Exercise aim:
In this exercise, return the whole listing exactly, excluding any images.

Data entries:
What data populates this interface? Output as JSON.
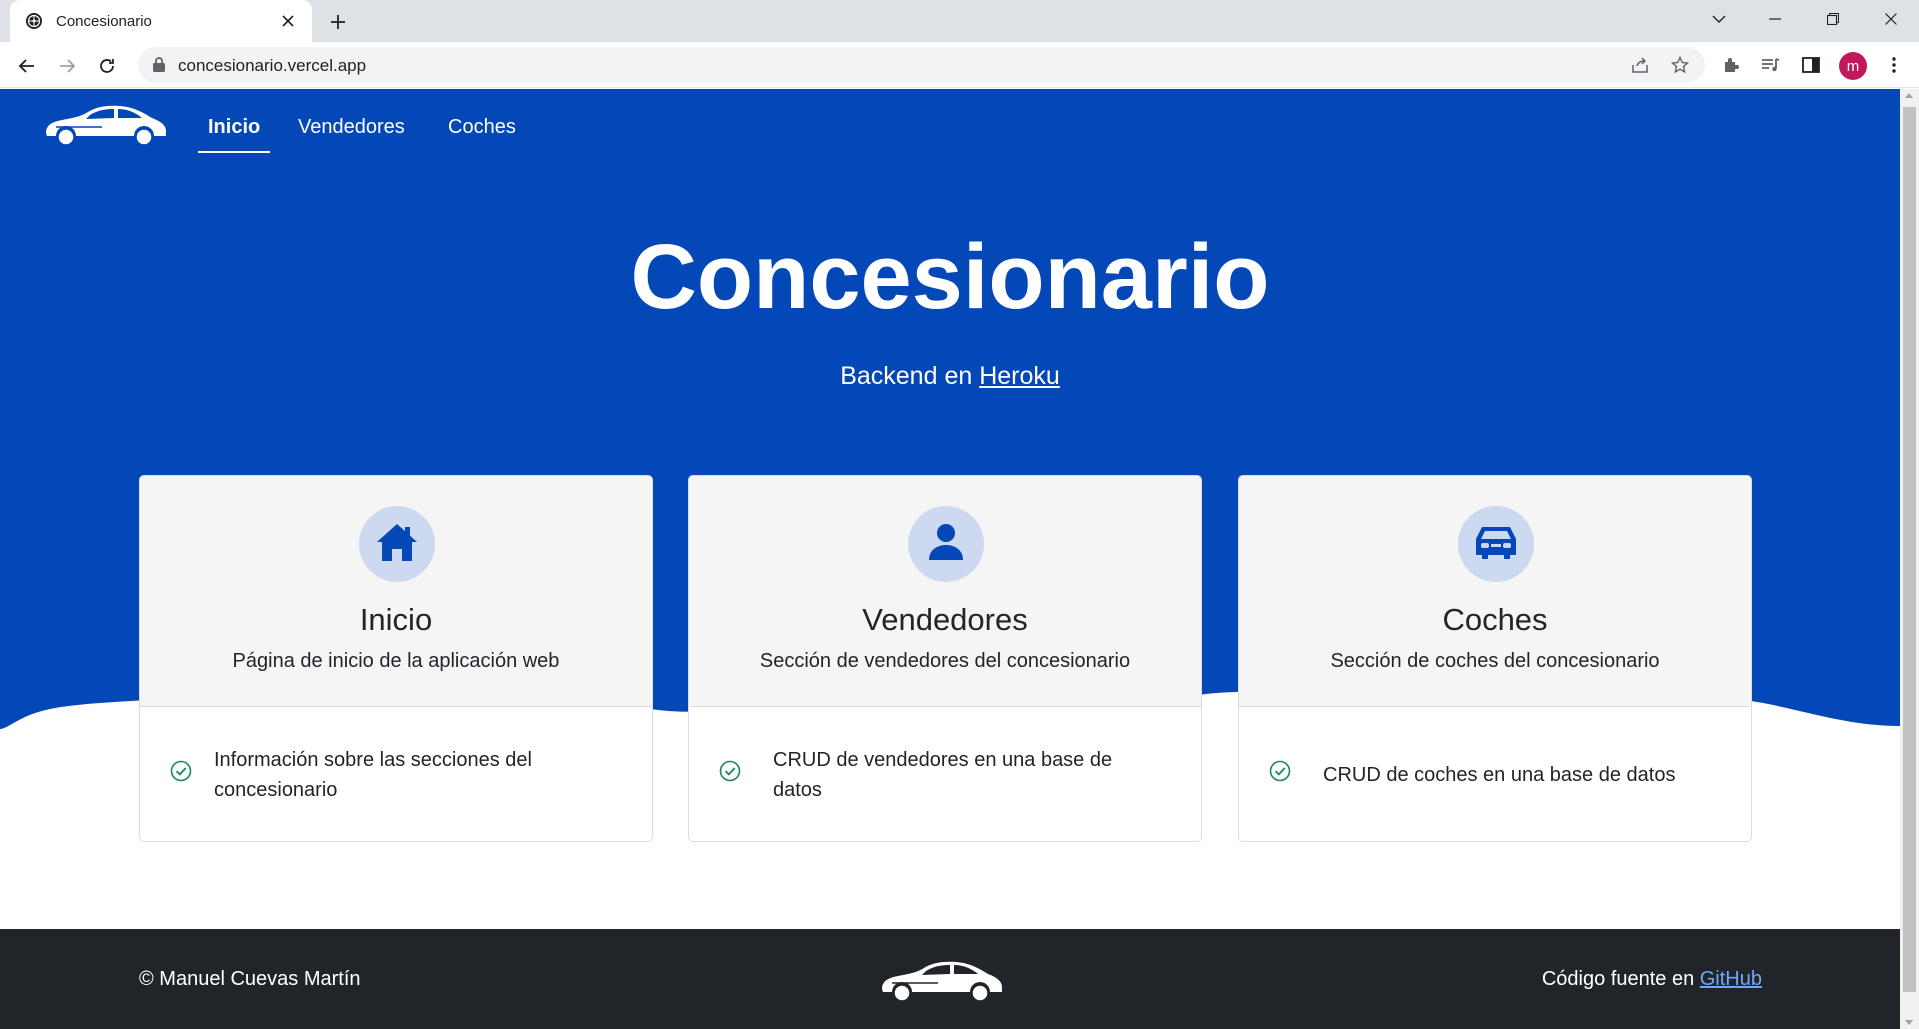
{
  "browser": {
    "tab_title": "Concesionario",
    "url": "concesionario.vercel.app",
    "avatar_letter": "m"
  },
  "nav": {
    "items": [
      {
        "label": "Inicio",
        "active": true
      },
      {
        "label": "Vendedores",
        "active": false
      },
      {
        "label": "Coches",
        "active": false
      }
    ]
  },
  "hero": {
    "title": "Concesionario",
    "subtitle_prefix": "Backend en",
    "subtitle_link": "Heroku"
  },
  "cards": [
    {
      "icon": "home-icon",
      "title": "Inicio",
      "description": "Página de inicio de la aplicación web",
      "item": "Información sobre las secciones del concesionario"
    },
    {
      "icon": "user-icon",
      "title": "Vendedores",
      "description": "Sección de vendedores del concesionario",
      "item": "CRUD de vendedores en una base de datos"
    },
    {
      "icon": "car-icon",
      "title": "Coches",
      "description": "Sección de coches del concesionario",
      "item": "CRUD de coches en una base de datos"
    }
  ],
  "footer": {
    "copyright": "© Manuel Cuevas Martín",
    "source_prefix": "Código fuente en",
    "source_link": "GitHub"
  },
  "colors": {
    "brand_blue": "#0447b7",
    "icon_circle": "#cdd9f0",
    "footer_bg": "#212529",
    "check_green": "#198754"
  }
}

Answer to the problem:
What data populates this interface? Output as JSON.
{
  "browser": {
    "tab_title": "Concesionario",
    "url": "concesionario.vercel.app",
    "avatar_letter": "m"
  },
  "nav": {
    "items": [
      {
        "label": "Inicio",
        "active": true
      },
      {
        "label": "Vendedores",
        "active": false
      },
      {
        "label": "Coches",
        "active": false
      }
    ]
  },
  "hero": {
    "title": "Concesionario",
    "subtitle_prefix": "Backend en",
    "subtitle_link": "Heroku"
  },
  "cards": [
    {
      "icon": "home-icon",
      "title": "Inicio",
      "description": "Página de inicio de la aplicación web",
      "item": "Información sobre las secciones del concesionario"
    },
    {
      "icon": "user-icon",
      "title": "Vendedores",
      "description": "Sección de vendedores del concesionario",
      "item": "CRUD de vendedores en una base de datos"
    },
    {
      "icon": "car-icon",
      "title": "Coches",
      "description": "Sección de coches del concesionario",
      "item": "CRUD de coches en una base de datos"
    }
  ],
  "footer": {
    "copyright": "© Manuel Cuevas Martín",
    "source_prefix": "Código fuente en",
    "source_link": "GitHub"
  },
  "colors": {
    "brand_blue": "#0447b7",
    "icon_circle": "#cdd9f0",
    "footer_bg": "#212529",
    "check_green": "#198754"
  }
}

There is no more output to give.